• _BRIEF_:
Copy out every line in which the string "number" occurs.

• _RECORD SET_:

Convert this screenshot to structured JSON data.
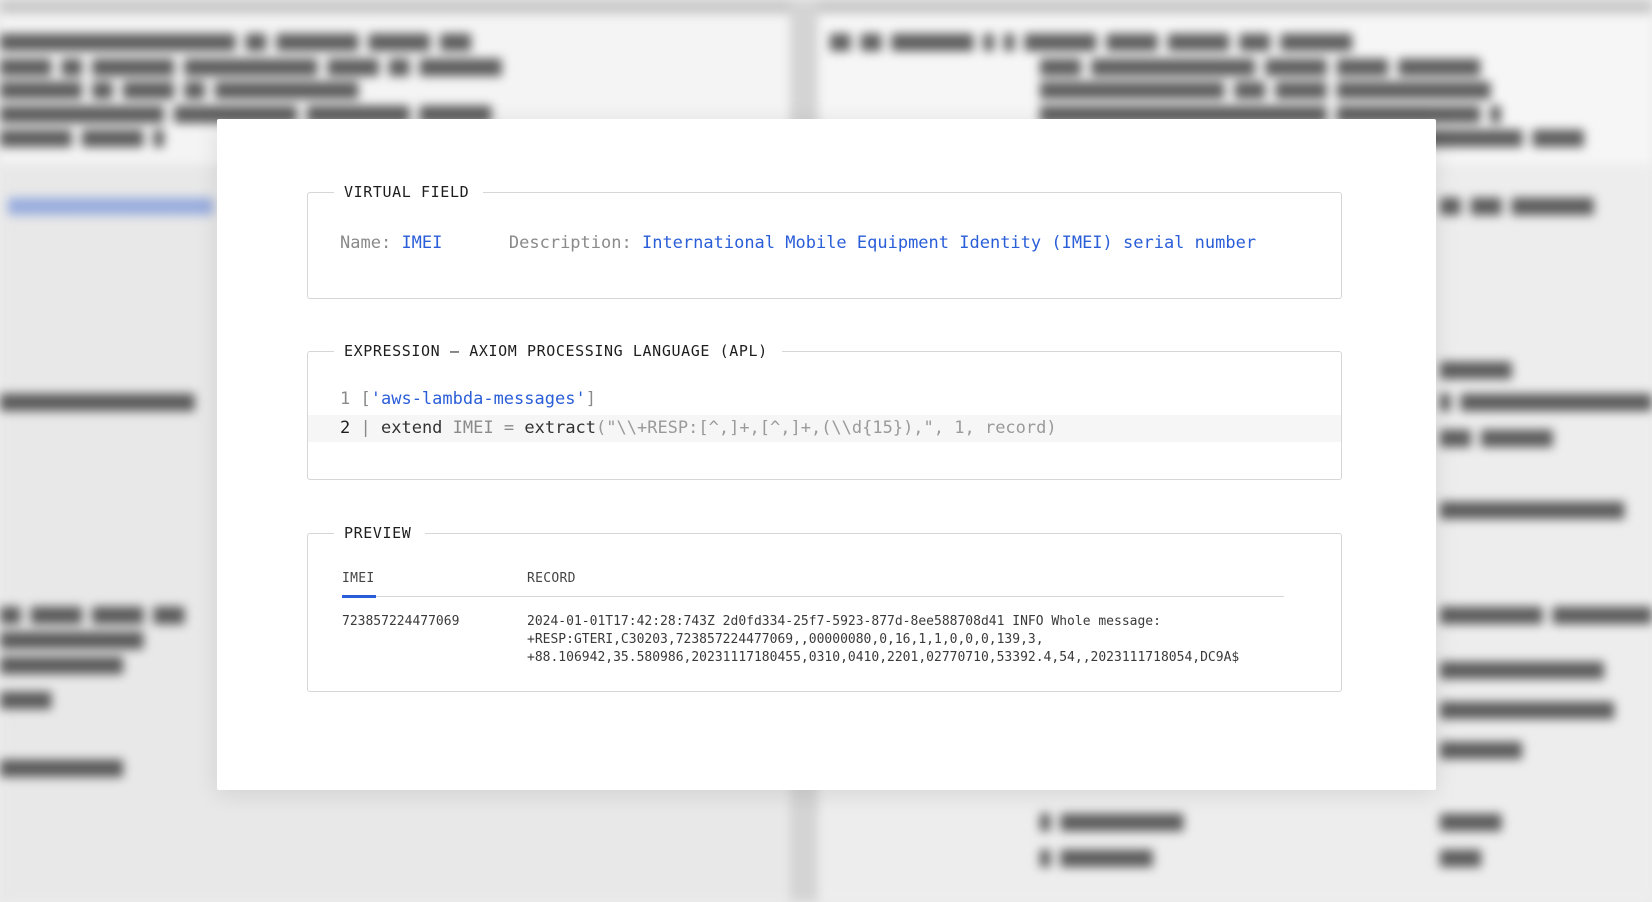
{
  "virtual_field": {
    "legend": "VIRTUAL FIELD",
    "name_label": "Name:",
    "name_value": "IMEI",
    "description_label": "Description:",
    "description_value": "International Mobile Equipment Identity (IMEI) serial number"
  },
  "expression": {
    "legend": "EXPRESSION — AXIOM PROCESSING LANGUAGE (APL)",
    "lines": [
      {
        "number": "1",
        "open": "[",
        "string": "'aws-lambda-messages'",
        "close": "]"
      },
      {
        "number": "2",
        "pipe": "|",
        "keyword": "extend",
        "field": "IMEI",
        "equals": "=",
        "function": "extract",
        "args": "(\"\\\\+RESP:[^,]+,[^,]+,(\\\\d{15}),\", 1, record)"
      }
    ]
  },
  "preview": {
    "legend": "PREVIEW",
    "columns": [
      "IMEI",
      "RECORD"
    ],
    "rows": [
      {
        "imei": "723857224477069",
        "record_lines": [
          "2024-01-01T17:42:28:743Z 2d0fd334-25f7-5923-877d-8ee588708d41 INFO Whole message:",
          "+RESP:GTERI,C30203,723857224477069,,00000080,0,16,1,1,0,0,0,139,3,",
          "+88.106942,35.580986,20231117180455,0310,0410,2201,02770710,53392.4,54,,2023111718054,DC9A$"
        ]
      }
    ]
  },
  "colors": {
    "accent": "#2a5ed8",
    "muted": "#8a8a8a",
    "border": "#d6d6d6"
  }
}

• _SOLVED EXERCISE_:
    "description_value": "International Mobile Equipment Identity (IMEI) serial number"
        "number": "1",
        "number": "2",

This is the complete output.